_Supplied material_

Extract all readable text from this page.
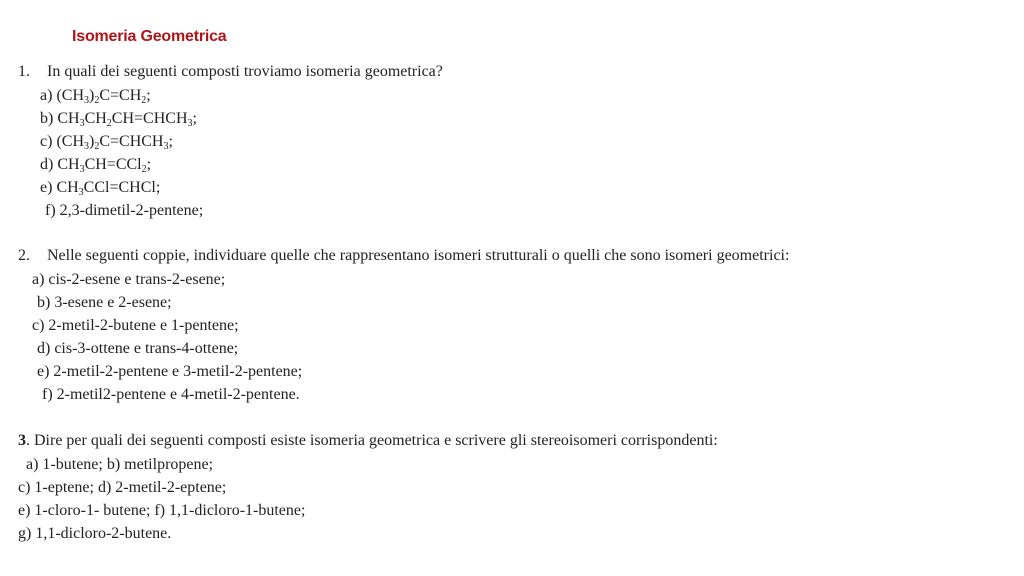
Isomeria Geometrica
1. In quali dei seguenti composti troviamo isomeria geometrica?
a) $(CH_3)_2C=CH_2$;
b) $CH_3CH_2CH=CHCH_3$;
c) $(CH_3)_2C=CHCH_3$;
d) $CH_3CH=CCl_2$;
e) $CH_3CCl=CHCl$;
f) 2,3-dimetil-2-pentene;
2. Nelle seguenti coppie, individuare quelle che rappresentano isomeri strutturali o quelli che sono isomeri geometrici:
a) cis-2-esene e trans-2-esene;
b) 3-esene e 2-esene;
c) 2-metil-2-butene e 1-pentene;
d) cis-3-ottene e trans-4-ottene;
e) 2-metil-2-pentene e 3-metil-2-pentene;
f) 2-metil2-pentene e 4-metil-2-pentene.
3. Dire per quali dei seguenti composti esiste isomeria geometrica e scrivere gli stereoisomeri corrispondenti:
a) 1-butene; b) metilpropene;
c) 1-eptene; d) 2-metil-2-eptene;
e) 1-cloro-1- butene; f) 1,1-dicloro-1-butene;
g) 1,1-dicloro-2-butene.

==

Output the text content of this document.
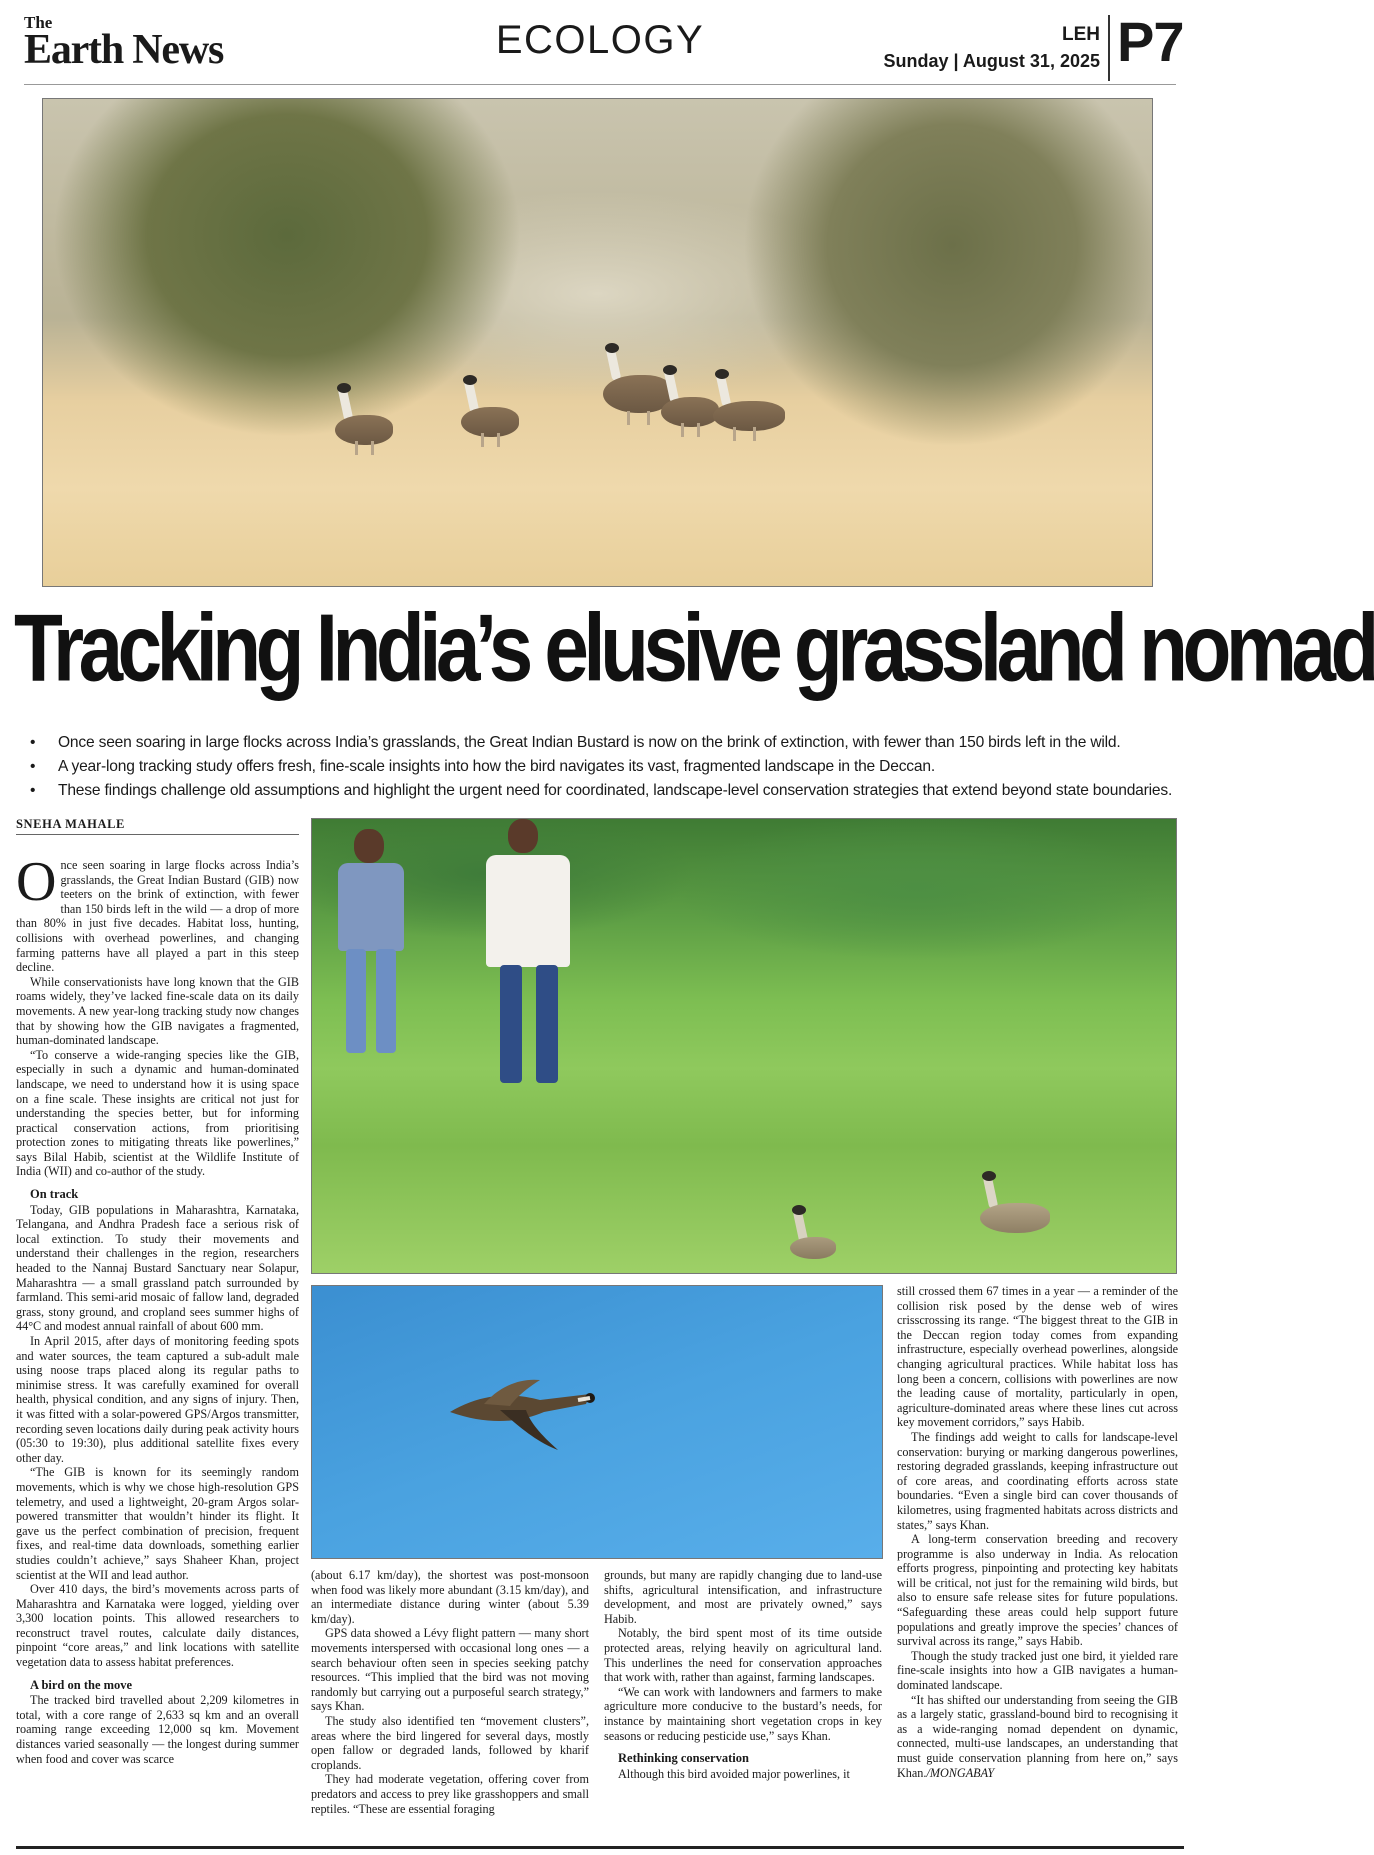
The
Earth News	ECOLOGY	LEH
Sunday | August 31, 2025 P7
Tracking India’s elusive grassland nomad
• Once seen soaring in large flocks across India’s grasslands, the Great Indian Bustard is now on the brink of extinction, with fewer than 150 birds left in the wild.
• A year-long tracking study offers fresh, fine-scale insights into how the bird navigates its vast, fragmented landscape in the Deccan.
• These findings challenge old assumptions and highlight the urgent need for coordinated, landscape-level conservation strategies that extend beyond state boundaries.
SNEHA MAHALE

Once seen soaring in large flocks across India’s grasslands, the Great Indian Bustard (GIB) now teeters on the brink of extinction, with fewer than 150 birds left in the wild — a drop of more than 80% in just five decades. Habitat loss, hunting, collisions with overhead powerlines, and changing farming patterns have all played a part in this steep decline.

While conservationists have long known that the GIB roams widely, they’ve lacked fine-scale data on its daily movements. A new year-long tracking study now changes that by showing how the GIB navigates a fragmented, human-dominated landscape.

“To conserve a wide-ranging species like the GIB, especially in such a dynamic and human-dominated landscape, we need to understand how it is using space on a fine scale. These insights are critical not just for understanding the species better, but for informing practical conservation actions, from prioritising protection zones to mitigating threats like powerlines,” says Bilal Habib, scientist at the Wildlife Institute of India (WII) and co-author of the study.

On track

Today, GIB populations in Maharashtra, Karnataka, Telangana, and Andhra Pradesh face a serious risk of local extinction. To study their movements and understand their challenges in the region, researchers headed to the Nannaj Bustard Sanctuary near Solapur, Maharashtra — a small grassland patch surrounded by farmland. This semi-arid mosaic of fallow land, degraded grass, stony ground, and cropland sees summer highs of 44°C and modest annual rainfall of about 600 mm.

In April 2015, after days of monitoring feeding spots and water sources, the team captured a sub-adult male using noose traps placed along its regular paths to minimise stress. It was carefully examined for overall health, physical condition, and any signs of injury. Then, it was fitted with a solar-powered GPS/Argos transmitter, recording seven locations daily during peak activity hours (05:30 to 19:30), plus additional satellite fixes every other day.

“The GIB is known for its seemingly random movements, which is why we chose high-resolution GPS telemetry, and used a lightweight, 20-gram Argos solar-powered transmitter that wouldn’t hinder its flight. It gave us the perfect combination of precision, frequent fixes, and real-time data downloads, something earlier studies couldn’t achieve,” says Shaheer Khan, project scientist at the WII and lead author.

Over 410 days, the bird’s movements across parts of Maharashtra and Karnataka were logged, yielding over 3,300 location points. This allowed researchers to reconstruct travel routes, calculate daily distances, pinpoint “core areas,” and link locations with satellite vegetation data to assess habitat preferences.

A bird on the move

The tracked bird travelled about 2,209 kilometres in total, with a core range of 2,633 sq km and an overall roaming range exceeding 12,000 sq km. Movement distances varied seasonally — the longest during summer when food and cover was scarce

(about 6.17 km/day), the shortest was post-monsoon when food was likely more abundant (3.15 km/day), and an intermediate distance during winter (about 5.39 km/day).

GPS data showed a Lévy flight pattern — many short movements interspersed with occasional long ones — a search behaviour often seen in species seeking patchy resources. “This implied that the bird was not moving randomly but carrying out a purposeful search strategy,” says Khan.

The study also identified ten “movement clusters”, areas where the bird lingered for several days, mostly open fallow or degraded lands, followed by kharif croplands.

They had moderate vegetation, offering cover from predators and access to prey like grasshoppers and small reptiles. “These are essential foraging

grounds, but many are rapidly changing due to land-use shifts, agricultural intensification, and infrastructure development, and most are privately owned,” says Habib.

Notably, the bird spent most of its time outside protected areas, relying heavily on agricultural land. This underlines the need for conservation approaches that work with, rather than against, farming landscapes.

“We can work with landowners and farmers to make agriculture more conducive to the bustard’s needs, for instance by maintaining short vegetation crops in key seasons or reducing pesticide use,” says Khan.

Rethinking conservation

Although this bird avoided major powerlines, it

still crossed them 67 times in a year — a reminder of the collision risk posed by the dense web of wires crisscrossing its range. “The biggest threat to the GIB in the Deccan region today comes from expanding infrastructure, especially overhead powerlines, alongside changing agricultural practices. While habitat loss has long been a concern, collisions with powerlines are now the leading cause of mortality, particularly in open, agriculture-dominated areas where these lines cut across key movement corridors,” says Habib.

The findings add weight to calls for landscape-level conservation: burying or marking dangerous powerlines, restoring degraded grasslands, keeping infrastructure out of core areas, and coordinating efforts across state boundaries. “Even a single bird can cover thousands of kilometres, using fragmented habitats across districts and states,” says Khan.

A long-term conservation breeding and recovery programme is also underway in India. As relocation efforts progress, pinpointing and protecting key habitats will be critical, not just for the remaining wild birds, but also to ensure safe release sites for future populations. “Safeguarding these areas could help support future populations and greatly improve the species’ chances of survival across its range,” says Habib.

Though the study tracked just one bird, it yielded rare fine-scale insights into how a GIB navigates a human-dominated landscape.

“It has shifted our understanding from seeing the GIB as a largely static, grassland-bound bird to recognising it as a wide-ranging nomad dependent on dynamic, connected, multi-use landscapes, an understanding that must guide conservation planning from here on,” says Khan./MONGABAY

_Exercise requirements_
Using the listing above, list every line in which the string "agriculture" occurs.

_Task answer_
“We can work with landowners and farmers to make agriculture more conducive to the bustard’s needs, for instance by maintaining short vegetation crops in key seasons or reducing pesticide use,” says Khan.
still crossed them 67 times in a year — a reminder of the collision risk posed by the dense web of wires crisscrossing its range. “The biggest threat to the GIB in the Deccan region today comes from expanding infrastructure, especially overhead powerlines, alongside changing agricultural practices. While habitat loss has long been a concern, collisions with powerlines are now the leading cause of mortality, particularly in open, agriculture-dominated areas where these lines cut across key movement corridors,” says Habib.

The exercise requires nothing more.